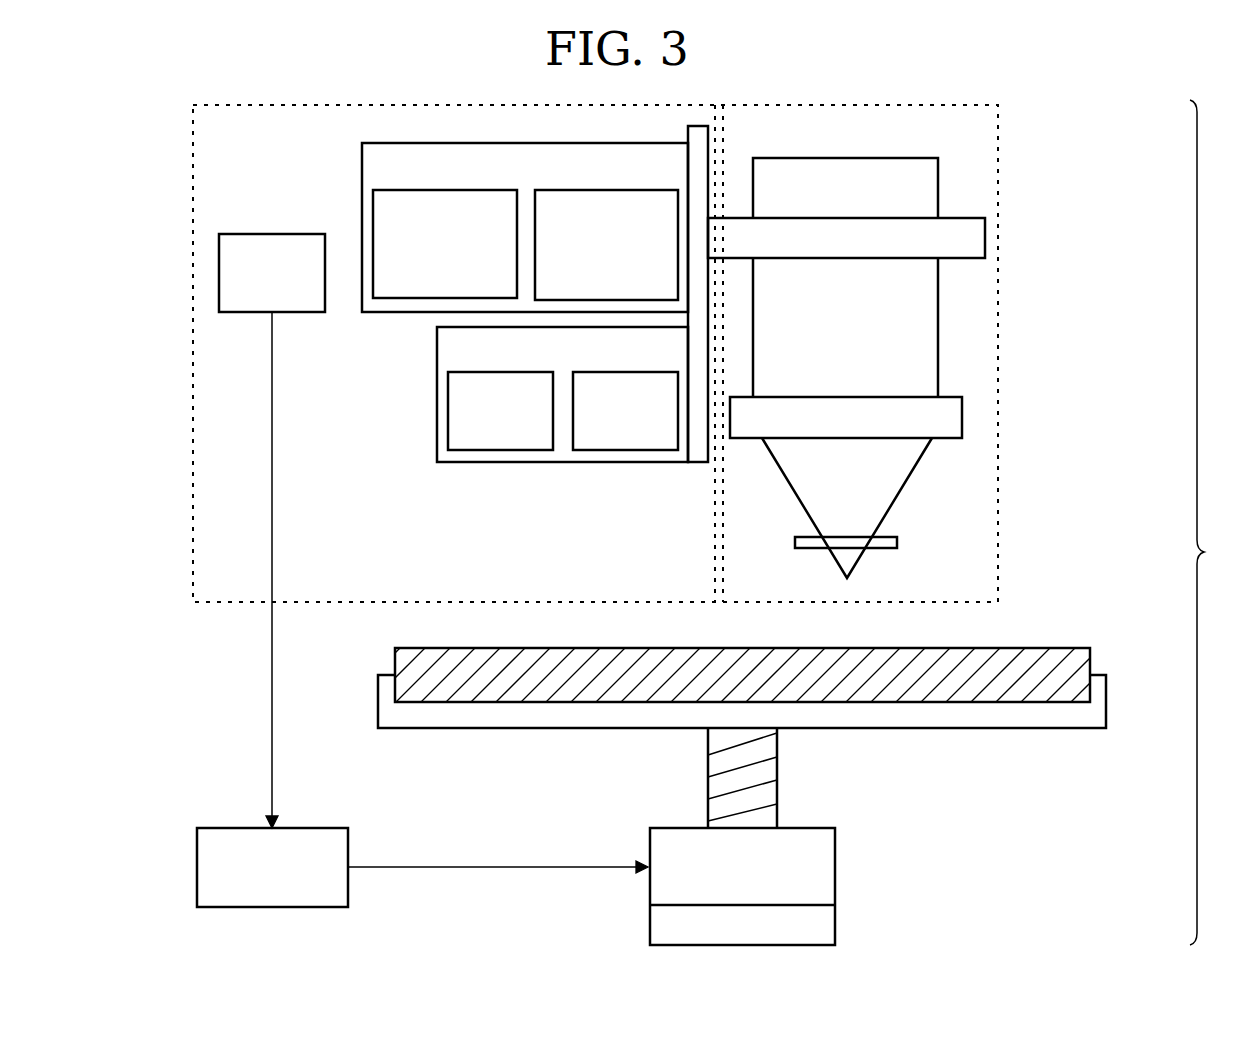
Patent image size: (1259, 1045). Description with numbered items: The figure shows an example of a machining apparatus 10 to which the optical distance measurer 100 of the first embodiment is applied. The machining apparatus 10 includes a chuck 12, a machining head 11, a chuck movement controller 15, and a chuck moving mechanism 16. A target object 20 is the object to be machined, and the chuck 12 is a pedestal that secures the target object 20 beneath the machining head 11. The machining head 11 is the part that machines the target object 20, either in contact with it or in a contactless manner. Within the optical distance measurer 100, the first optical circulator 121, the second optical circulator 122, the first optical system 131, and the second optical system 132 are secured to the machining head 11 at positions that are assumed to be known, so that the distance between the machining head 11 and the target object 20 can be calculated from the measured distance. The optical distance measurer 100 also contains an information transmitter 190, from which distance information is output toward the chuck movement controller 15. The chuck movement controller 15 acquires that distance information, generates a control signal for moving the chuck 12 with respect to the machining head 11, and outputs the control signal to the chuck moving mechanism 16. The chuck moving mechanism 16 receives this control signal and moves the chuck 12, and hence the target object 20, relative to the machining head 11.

The machining apparatus 10 is at (1223, 522).
The machining head 11 is at (998, 577).
The chuck 12 is at (1106, 700).
The chuck movement controller 15 is at (348, 836).
The chuck moving mechanism 16 is at (835, 853).
The target object 20 is at (1090, 653).
The optical distance measurer 100 is at (322, 105).
The first optical circulator 121 is at (465, 190).
The second optical circulator 122 is at (618, 190).
The first optical system 131 is at (513, 372).
The second optical system 132 is at (630, 372).
The information transmitter 190 is at (290, 234).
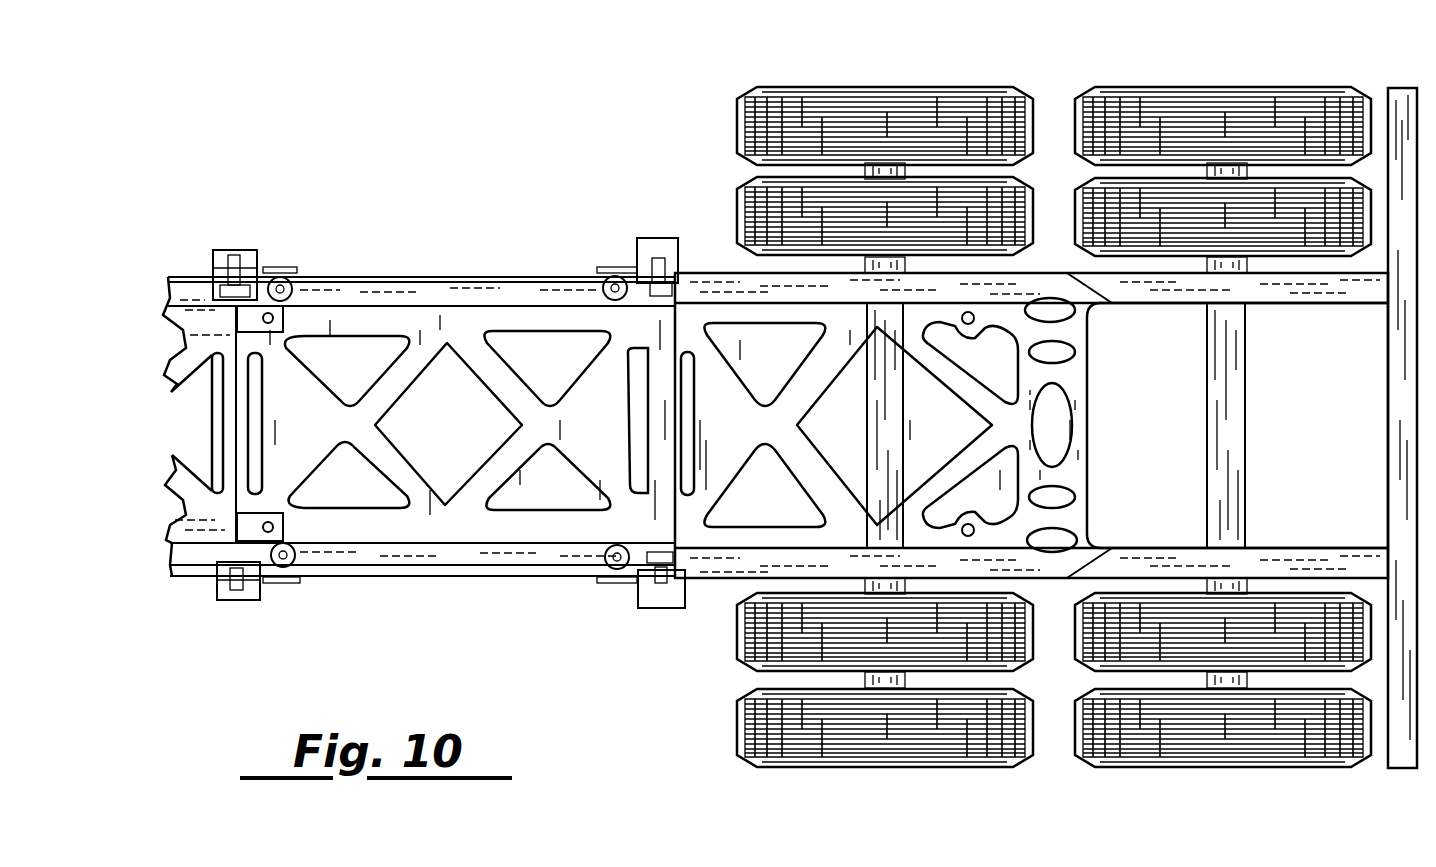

» **Problem to work on**
Print all the rows above word for word, leaving out the pictures.

» **Task result**
Patent image size: (1259, 1045). Description with numbered items: The figure shows an example of a machining apparatus 10 to which the optical distance measurer 100 of the first embodiment is applied. The machining apparatus 10 includes a chuck 12, a machining head 11, a chuck movement controller 15, and a chuck moving mechanism 16. A target object 20 is the object to be machined, and the chuck 12 is a pedestal that secures the target object 20 beneath the machining head 11. The machining head 11 is the part that machines the target object 20, either in contact with it or in a contactless manner. Within the optical distance measurer 100, the first optical circulator 121, the second optical circulator 122, the first optical system 131, and the second optical system 132 are secured to the machining head 11 at positions that are assumed to be known, so that the distance between the machining head 11 and the target object 20 can be calculated from the measured distance. The optical distance measurer 100 also contains an information transmitter 190, from which distance information is output toward the chuck movement controller 15. The chuck movement controller 15 acquires that distance information, generates a control signal for moving the chuck 12 with respect to the machining head 11, and outputs the control signal to the chuck moving mechanism 16. The chuck moving mechanism 16 receives this control signal and moves the chuck 12, and hence the target object 20, relative to the machining head 11.

The machining apparatus 10 is at (1223, 522).
The machining head 11 is at (998, 577).
The chuck 12 is at (1106, 700).
The chuck movement controller 15 is at (348, 836).
The chuck moving mechanism 16 is at (835, 853).
The target object 20 is at (1090, 653).
The optical distance measurer 100 is at (322, 105).
The first optical circulator 121 is at (465, 190).
The second optical circulator 122 is at (618, 190).
The first optical system 131 is at (513, 372).
The second optical system 132 is at (630, 372).
The information transmitter 190 is at (290, 234).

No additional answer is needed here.